◆ AVAILABLE DATA ◆
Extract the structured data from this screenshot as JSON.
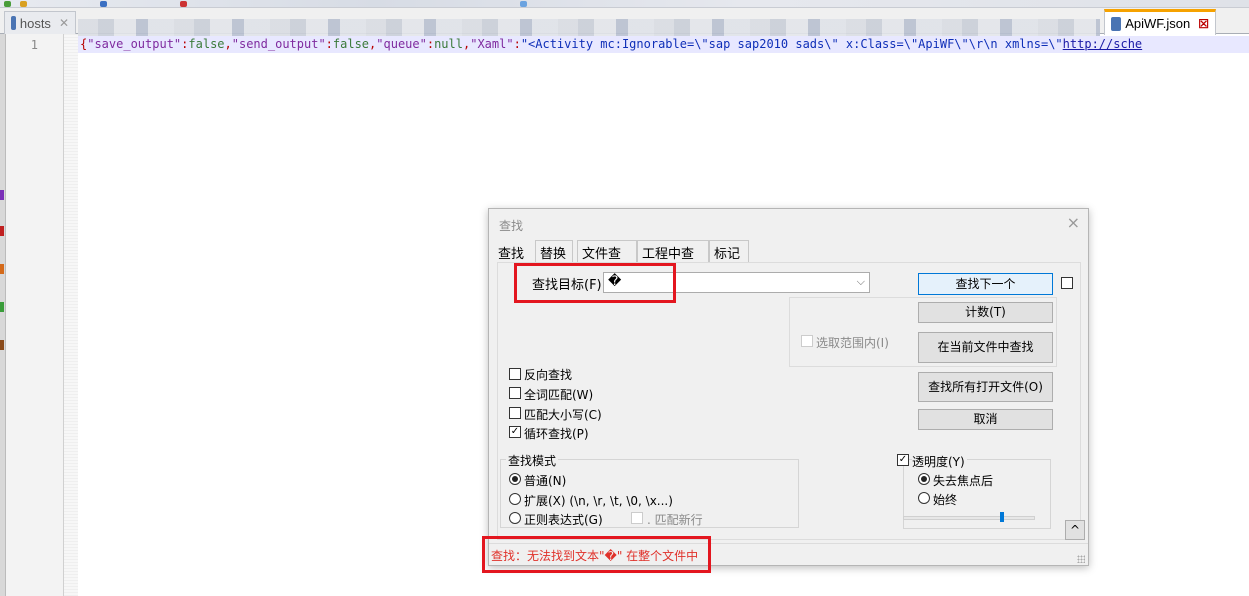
{
  "tabs": [
    {
      "label": "hosts",
      "active": false
    },
    {
      "label": "ApiWF.json",
      "active": true
    }
  ],
  "editor": {
    "line_number": "1",
    "code_segments": [
      {
        "t": "{",
        "c": "p"
      },
      {
        "t": "\"save_output\"",
        "c": "k"
      },
      {
        "t": ":",
        "c": "p"
      },
      {
        "t": "false",
        "c": "s"
      },
      {
        "t": ",",
        "c": "p"
      },
      {
        "t": "\"send_output\"",
        "c": "k"
      },
      {
        "t": ":",
        "c": "p"
      },
      {
        "t": "false",
        "c": "s"
      },
      {
        "t": ",",
        "c": "p"
      },
      {
        "t": "\"queue\"",
        "c": "k"
      },
      {
        "t": ":",
        "c": "p"
      },
      {
        "t": "null",
        "c": "s"
      },
      {
        "t": ",",
        "c": "p"
      },
      {
        "t": "\"Xaml\"",
        "c": "k"
      },
      {
        "t": ":",
        "c": "p"
      },
      {
        "t": "\"<Activity mc:Ignorable=\\\"sap sap2010 sads\\\" x:Class=\\\"ApiWF\\\"\\r\\n xmlns=\\\"",
        "c": "v"
      },
      {
        "t": "http://sche",
        "c": "u"
      }
    ]
  },
  "dialog": {
    "title": "查找",
    "close": "×",
    "tabs": [
      "查找",
      "替换",
      "文件查找",
      "工程中查找",
      "标记"
    ],
    "find_label": "查找目标(F)：",
    "find_value": "�",
    "buttons": {
      "find_next": "查找下一个",
      "count": "计数(T)",
      "find_in_current": "在当前文件中查找",
      "find_all_open": "查找所有打开文件(O)",
      "cancel": "取消"
    },
    "in_selection": "选取范围内(I)",
    "options": [
      {
        "label": "反向查找",
        "checked": false
      },
      {
        "label": "全词匹配(W)",
        "checked": false
      },
      {
        "label": "匹配大小写(C)",
        "checked": false
      },
      {
        "label": "循环查找(P)",
        "checked": true
      }
    ],
    "search_mode": {
      "title": "查找模式",
      "items": [
        {
          "label": "普通(N)",
          "selected": true
        },
        {
          "label": "扩展(X) (\\n, \\r, \\t, \\0, \\x...)",
          "selected": false
        },
        {
          "label": "正则表达式(G)",
          "selected": false
        }
      ],
      "match_newline": ". 匹配新行"
    },
    "transparency": {
      "label": "透明度(Y)",
      "checked": true,
      "items": [
        {
          "label": "失去焦点后",
          "selected": true
        },
        {
          "label": "始终",
          "selected": false
        }
      ],
      "level": 0.75
    },
    "up_button": "^",
    "status": "查找：无法找到文本\"�\" 在整个文件中"
  },
  "colors": {
    "annotation_red": "#e3161f",
    "status_red": "#e0312a",
    "accent_blue": "#0078d7"
  }
}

◆ TO DO ◆
From the data above, copy each line where the string "ApiWF" appears.

◆ THE COMPLETED TASK ◆
      "label": "ApiWF.json",
        "t": "\"<Activity mc:Ignorable=\\\"sap sap2010 sads\\\" x:Class=\\\"ApiWF\\\"\\r\\n xmlns=\\\"",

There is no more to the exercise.